# Aim of the exercise
Your task is to copy every line of this material exactly.

# Dataset extract
------------

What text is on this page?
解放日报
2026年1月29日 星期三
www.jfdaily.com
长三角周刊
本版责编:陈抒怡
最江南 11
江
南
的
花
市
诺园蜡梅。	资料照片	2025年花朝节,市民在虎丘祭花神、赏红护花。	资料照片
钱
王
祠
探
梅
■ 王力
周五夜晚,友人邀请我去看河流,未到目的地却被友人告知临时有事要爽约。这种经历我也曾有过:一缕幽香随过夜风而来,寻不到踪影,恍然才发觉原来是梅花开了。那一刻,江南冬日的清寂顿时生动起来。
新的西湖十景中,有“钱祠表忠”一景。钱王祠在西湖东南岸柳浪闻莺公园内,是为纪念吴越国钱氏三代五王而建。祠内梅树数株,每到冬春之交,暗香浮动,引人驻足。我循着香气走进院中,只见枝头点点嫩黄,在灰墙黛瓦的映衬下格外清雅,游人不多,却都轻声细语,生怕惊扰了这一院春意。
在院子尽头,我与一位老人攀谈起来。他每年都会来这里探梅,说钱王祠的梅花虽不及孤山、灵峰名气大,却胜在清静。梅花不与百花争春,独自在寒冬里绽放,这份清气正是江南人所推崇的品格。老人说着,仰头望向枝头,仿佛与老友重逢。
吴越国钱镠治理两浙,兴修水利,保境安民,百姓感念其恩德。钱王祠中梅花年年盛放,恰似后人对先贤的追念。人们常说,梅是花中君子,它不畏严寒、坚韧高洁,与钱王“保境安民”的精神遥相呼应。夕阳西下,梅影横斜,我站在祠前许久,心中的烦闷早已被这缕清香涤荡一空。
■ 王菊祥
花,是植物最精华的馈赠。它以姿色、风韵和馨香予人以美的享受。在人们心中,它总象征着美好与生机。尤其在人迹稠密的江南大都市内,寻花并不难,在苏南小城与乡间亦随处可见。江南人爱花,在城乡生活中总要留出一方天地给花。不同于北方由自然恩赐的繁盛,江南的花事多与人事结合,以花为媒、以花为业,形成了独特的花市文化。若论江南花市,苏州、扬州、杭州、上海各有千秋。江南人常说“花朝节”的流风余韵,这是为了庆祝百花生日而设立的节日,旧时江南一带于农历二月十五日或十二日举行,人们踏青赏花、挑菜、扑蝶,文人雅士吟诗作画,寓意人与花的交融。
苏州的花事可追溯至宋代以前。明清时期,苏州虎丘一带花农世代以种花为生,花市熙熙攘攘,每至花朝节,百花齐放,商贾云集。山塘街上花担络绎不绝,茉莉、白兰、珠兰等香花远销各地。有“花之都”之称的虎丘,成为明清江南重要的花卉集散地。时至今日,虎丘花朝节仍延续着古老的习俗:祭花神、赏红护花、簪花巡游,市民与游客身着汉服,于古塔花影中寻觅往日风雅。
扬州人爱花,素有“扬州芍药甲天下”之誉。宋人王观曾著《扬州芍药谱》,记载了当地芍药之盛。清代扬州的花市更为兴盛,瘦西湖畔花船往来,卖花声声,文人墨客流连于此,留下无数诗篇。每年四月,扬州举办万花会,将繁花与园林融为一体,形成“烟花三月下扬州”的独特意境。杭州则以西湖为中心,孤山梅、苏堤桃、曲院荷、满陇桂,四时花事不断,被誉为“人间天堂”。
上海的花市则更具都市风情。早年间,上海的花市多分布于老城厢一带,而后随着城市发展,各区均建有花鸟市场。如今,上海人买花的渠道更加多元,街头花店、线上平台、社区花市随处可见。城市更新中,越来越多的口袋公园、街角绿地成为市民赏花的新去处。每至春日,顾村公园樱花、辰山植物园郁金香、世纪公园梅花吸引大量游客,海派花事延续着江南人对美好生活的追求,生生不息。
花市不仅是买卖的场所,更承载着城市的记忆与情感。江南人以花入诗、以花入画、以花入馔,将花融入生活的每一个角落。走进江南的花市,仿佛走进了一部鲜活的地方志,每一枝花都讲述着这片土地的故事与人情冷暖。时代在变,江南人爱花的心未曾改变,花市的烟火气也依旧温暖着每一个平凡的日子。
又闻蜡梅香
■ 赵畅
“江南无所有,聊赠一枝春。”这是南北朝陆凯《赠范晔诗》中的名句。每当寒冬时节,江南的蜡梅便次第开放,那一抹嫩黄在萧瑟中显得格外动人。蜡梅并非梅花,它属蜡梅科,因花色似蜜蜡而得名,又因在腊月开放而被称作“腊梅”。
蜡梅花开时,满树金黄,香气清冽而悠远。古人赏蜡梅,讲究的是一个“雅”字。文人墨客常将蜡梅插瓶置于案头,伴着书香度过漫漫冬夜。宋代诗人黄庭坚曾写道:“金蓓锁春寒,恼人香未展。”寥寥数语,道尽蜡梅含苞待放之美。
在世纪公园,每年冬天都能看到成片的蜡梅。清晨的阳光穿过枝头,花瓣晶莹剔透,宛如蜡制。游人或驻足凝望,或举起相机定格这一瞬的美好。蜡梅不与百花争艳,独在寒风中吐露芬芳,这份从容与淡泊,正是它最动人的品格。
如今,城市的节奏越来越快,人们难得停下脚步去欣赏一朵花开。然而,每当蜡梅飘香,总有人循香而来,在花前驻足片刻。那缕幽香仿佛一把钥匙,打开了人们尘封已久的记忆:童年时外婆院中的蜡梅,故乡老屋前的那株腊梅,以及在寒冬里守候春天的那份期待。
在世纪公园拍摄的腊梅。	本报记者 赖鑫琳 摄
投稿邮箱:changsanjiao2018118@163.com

------------

# Full answer
What text is on this page?
解放日报
2026年1月29日 星期三
www.jfdaily.com
长三角周刊
本版责编:陈抒怡
最江南 11
江
南
的
花
市
诺园蜡梅。	资料照片	2025年花朝节,市民在虎丘祭花神、赏红护花。	资料照片
钱
王
祠
探
梅
■ 王力
周五夜晚,友人邀请我去看河流,未到目的地却被友人告知临时有事要爽约。这种经历我也曾有过:一缕幽香随过夜风而来,寻不到踪影,恍然才发觉原来是梅花开了。那一刻,江南冬日的清寂顿时生动起来。
新的西湖十景中,有“钱祠表忠”一景。钱王祠在西湖东南岸柳浪闻莺公园内,是为纪念吴越国钱氏三代五王而建。祠内梅树数株,每到冬春之交,暗香浮动,引人驻足。我循着香气走进院中,只见枝头点点嫩黄,在灰墙黛瓦的映衬下格外清雅,游人不多,却都轻声细语,生怕惊扰了这一院春意。
在院子尽头,我与一位老人攀谈起来。他每年都会来这里探梅,说钱王祠的梅花虽不及孤山、灵峰名气大,却胜在清静。梅花不与百花争春,独自在寒冬里绽放,这份清气正是江南人所推崇的品格。老人说着,仰头望向枝头,仿佛与老友重逢。
吴越国钱镠治理两浙,兴修水利,保境安民,百姓感念其恩德。钱王祠中梅花年年盛放,恰似后人对先贤的追念。人们常说,梅是花中君子,它不畏严寒、坚韧高洁,与钱王“保境安民”的精神遥相呼应。夕阳西下,梅影横斜,我站在祠前许久,心中的烦闷早已被这缕清香涤荡一空。
■ 王菊祥
花,是植物最精华的馈赠。它以姿色、风韵和馨香予人以美的享受。在人们心中,它总象征着美好与生机。尤其在人迹稠密的江南大都市内,寻花并不难,在苏南小城与乡间亦随处可见。江南人爱花,在城乡生活中总要留出一方天地给花。不同于北方由自然恩赐的繁盛,江南的花事多与人事结合,以花为媒、以花为业,形成了独特的花市文化。若论江南花市,苏州、扬州、杭州、上海各有千秋。江南人常说“花朝节”的流风余韵,这是为了庆祝百花生日而设立的节日,旧时江南一带于农历二月十五日或十二日举行,人们踏青赏花、挑菜、扑蝶,文人雅士吟诗作画,寓意人与花的交融。
苏州的花事可追溯至宋代以前。明清时期,苏州虎丘一带花农世代以种花为生,花市熙熙攘攘,每至花朝节,百花齐放,商贾云集。山塘街上花担络绎不绝,茉莉、白兰、珠兰等香花远销各地。有“花之都”之称的虎丘,成为明清江南重要的花卉集散地。时至今日,虎丘花朝节仍延续着古老的习俗:祭花神、赏红护花、簪花巡游,市民与游客身着汉服,于古塔花影中寻觅往日风雅。
扬州人爱花,素有“扬州芍药甲天下”之誉。宋人王观曾著《扬州芍药谱》,记载了当地芍药之盛。清代扬州的花市更为兴盛,瘦西湖畔花船往来,卖花声声,文人墨客流连于此,留下无数诗篇。每年四月,扬州举办万花会,将繁花与园林融为一体,形成“烟花三月下扬州”的独特意境。杭州则以西湖为中心,孤山梅、苏堤桃、曲院荷、满陇桂,四时花事不断,被誉为“人间天堂”。
上海的花市则更具都市风情。早年间,上海的花市多分布于老城厢一带,而后随着城市发展,各区均建有花鸟市场。如今,上海人买花的渠道更加多元,街头花店、线上平台、社区花市随处可见。城市更新中,越来越多的口袋公园、街角绿地成为市民赏花的新去处。每至春日,顾村公园樱花、辰山植物园郁金香、世纪公园梅花吸引大量游客,海派花事延续着江南人对美好生活的追求,生生不息。
花市不仅是买卖的场所,更承载着城市的记忆与情感。江南人以花入诗、以花入画、以花入馔,将花融入生活的每一个角落。走进江南的花市,仿佛走进了一部鲜活的地方志,每一枝花都讲述着这片土地的故事与人情冷暖。时代在变,江南人爱花的心未曾改变,花市的烟火气也依旧温暖着每一个平凡的日子。
又闻蜡梅香
■ 赵畅
“江南无所有,聊赠一枝春。”这是南北朝陆凯《赠范晔诗》中的名句。每当寒冬时节,江南的蜡梅便次第开放,那一抹嫩黄在萧瑟中显得格外动人。蜡梅并非梅花,它属蜡梅科,因花色似蜜蜡而得名,又因在腊月开放而被称作“腊梅”。
蜡梅花开时,满树金黄,香气清冽而悠远。古人赏蜡梅,讲究的是一个“雅”字。文人墨客常将蜡梅插瓶置于案头,伴着书香度过漫漫冬夜。宋代诗人黄庭坚曾写道:“金蓓锁春寒,恼人香未展。”寥寥数语,道尽蜡梅含苞待放之美。
在世纪公园,每年冬天都能看到成片的蜡梅。清晨的阳光穿过枝头,花瓣晶莹剔透,宛如蜡制。游人或驻足凝望,或举起相机定格这一瞬的美好。蜡梅不与百花争艳,独在寒风中吐露芬芳,这份从容与淡泊,正是它最动人的品格。
如今,城市的节奏越来越快,人们难得停下脚步去欣赏一朵花开。然而,每当蜡梅飘香,总有人循香而来,在花前驻足片刻。那缕幽香仿佛一把钥匙,打开了人们尘封已久的记忆:童年时外婆院中的蜡梅,故乡老屋前的那株腊梅,以及在寒冬里守候春天的那份期待。
在世纪公园拍摄的腊梅。	本报记者 赖鑫琳 摄
投稿邮箱:changsanjiao2018118@163.com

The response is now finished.